SOURCE DOCUMENT START

The Congolese representative spoke about half-way into the Security Council debate. "This will not be the first time people have fought over land, water and resources," he said, "but this time it will be on a scale that dwarfs the conflicts of the past". The French called it the "Number one threat to mankind". The Belgian said that in response to that threat we had to do nothing less than rethink from top to bottom how we thought about our security: we could not afford to fall into the trap that has cost the world so dear throughout history and assume that the future will look like the past. The UN Secretary General, Ban Ki Moon, said the scenarios facing us were alarming.

What was the focus of all this concern? Climate change. Our increasingly unstable climate is no longer seen as primarily an environmental or economic issue. As the threat we face has grown larger in scale and sharper in outline over the past two years, as recent scientific evidence has reinforced, and in some cases exceeded, our worst fears as to the physical impacts facing us, so it has become increasingly clear that climate change has consequences that reach to the very heart of the security agenda - flooding, disease and famine and, from that, migration on an unprecedented scale, and in areas of already high tension, drought and crop-failure and, from that, intensified competition for food; water and energy in regions where resources are already stretched to the limit; economic disruption on the scale predicted in last year's Stern Report and not seen since the end of World War II.

This is not about narrow national security - it is about our collective security in a fragile and increasingly interdependent world. And tragically, once again, it will be those who are most vulnerable and least able to cope that will be hit first. There is certainly no choice between a stable climate and the fight against poverty. Without the first, the second will certainly fail.

Anyone wanting to trace the links between what science is telling us about physical impacts and the broader ramifications for our security would do well to read a startling report that appeared on Monday. The Military Advisory Board are a group of the most respected retired admirals and generals in the United States. During their careers they have stood face to face with everything from containment and deterrence of the Soviet nuclear threat during the Cold War to the more recent struggle against terrorism and extremism. They are about as far as you can get from the old stereotype of a tree-hugging environmentalist.

And yet, in that report they state, categorically, that projected climate change poses a serious threat to America's national security. It is, they say: "a threat multiplier for instability in some of the most volatile regions of the world". In other words, an unstable climate will make the very kinds of tensions and conflicts that the Security Council deals with, day in day out, yet more frequent and even more severe.

It is those concerns, then, that lay behind the UK's decision to use our presidency of the Security Council to instigate this unprecedented debate on Tuesday. And it is those concerns that prompted 53 countries - an almost unheard of number for a meeting of this kind - to sign up to speak and take part.

Taking it to the Security Council is not an alternative to action elsewhere within the United Nations or across the international community. As the UK's lead negotiator at the UN Framework Convention on Climate Change for over five years, I am the last person who would wish to undermine those other and vital multilateral efforts.

But, charged as it is with the maintenance of international peace and security, the Security Council can make a unique contribution in the building of a shared understanding of what an unstable climate will mean for our individual and collective security. And the decisions we come to and the action we take - in whatever forum - as we begin to build a low carbon, global economy will be better, stronger and more effective because it is informed by the fullest possible understanding of all the implications of climate change - including the security imperative.

Tuesday was a landmark day. It marked the recognition of climate change as a core security issue. It demonstrated that the vast majority of the international community now see an unstable climate as an unprecedented threat that we must meet with much greater urgency and ambition. If we succeed in that shared endeavour, we will all enjoy a better prospect of security. Climate change is a threat that can bring us together if we are wise enough to stop it from driving us apart.

SOURCE DOCUMENT END

> **WORK TO BE COMPLETED**
Copy the article on the Security Council climate change debate word for word, from "The Congolese representative" to "us were alarming.".

RECORDS PROVIDED START

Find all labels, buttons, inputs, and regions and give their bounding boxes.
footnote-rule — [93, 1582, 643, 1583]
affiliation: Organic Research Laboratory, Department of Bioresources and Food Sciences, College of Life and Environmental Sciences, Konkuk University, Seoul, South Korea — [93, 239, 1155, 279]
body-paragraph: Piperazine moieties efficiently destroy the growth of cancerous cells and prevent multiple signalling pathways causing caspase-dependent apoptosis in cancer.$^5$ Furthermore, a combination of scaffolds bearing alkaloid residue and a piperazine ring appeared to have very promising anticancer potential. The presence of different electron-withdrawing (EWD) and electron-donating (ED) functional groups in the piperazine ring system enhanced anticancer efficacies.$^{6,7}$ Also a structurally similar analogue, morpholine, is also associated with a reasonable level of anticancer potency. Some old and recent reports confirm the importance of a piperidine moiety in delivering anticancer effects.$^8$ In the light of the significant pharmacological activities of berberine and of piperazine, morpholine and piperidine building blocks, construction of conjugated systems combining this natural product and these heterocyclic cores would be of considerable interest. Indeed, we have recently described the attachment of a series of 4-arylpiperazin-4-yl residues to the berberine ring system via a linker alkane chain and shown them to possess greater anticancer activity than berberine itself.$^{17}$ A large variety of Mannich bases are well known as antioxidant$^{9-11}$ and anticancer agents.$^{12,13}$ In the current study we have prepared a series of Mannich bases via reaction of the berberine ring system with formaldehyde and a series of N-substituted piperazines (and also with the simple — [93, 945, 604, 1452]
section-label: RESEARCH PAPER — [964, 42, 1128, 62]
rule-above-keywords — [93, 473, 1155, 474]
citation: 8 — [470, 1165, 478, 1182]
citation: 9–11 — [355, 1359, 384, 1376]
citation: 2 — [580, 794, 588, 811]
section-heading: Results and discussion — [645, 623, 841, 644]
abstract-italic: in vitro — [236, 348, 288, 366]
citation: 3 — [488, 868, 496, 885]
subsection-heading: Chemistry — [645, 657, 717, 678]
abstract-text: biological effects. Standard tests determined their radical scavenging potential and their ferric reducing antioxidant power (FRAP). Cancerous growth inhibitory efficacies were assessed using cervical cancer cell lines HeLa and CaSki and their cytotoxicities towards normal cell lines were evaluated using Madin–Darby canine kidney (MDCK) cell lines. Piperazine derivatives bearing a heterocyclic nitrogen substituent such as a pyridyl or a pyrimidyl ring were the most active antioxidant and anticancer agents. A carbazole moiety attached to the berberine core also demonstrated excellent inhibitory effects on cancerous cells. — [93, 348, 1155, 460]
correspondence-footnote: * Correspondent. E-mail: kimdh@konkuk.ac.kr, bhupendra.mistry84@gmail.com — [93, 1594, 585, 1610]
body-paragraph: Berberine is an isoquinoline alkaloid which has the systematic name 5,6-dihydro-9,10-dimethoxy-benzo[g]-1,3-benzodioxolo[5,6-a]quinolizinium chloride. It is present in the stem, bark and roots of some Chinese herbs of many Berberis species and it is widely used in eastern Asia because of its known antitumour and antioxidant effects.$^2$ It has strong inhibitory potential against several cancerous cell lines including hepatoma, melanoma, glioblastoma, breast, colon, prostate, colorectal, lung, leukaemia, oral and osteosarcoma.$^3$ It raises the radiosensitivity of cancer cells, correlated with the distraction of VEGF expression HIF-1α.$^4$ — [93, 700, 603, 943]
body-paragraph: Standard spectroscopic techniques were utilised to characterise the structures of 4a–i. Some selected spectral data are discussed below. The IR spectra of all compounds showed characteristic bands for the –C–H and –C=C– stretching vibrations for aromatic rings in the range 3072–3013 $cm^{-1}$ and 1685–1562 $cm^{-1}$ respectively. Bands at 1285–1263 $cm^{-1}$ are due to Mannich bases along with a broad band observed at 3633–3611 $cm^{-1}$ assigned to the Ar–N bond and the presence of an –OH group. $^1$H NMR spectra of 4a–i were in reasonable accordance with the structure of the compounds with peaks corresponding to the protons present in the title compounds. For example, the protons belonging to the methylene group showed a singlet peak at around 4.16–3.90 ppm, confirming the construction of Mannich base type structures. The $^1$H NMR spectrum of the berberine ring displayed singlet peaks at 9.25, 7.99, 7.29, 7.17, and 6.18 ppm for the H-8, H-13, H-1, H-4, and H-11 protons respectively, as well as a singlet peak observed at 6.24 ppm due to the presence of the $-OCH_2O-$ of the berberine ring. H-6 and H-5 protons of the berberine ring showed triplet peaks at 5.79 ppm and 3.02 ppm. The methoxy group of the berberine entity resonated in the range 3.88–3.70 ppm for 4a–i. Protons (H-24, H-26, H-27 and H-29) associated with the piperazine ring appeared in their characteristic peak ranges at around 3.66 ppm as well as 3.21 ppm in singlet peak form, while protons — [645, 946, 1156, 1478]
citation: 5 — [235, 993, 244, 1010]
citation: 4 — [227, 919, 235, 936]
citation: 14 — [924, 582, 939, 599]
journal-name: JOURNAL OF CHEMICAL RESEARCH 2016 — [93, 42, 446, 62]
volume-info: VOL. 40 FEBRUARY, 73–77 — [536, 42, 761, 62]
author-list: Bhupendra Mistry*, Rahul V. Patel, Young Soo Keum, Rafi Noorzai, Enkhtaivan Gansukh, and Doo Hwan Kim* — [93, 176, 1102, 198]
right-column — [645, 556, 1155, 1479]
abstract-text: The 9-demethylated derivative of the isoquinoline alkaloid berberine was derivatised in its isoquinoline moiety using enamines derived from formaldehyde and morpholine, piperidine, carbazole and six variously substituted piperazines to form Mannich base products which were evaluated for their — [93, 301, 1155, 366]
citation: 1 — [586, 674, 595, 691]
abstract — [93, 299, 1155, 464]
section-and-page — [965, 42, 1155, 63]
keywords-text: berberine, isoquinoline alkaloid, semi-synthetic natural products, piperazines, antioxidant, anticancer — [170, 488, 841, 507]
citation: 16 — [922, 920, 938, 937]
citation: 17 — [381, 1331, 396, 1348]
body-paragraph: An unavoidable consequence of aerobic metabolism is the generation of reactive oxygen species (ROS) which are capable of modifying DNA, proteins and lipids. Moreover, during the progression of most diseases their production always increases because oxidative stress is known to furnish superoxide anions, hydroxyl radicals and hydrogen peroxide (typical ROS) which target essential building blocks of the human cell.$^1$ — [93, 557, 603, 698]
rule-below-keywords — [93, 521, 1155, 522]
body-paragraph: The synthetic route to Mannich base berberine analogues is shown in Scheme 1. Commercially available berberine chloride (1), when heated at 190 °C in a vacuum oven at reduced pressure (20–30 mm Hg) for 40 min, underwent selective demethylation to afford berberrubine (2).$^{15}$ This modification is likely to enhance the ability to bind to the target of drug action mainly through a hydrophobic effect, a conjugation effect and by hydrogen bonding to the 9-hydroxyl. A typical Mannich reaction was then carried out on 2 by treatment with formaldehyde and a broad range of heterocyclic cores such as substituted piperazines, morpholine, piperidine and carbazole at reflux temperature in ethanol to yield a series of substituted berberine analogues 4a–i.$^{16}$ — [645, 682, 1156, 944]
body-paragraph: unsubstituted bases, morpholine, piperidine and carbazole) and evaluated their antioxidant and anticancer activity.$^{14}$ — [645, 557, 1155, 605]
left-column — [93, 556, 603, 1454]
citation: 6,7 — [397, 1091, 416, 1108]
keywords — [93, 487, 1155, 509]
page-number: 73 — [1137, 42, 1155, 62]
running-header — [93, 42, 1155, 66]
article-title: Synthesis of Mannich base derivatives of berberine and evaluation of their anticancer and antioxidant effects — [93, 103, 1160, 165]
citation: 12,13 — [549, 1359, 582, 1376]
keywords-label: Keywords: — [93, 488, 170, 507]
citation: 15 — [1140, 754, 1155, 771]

RECORDS PROVIDED END

> **RESPONSE BELOW**
The Congolese representative spoke about half-way into the Security Council debate. "This will not be the first time people have fought over land, water and resources," he said, "but this time it will be on a scale that dwarfs the conflicts of the past". The French called it the "Number one threat to mankind". The Belgian said that in response to that threat we had to do nothing less than rethink from top to bottom how we thought about our security: we could not afford to fall into the trap that has cost the world so dear throughout history and assume that the future will look like the past. The UN Secretary General, Ban Ki Moon, said the scenarios facing us were alarming.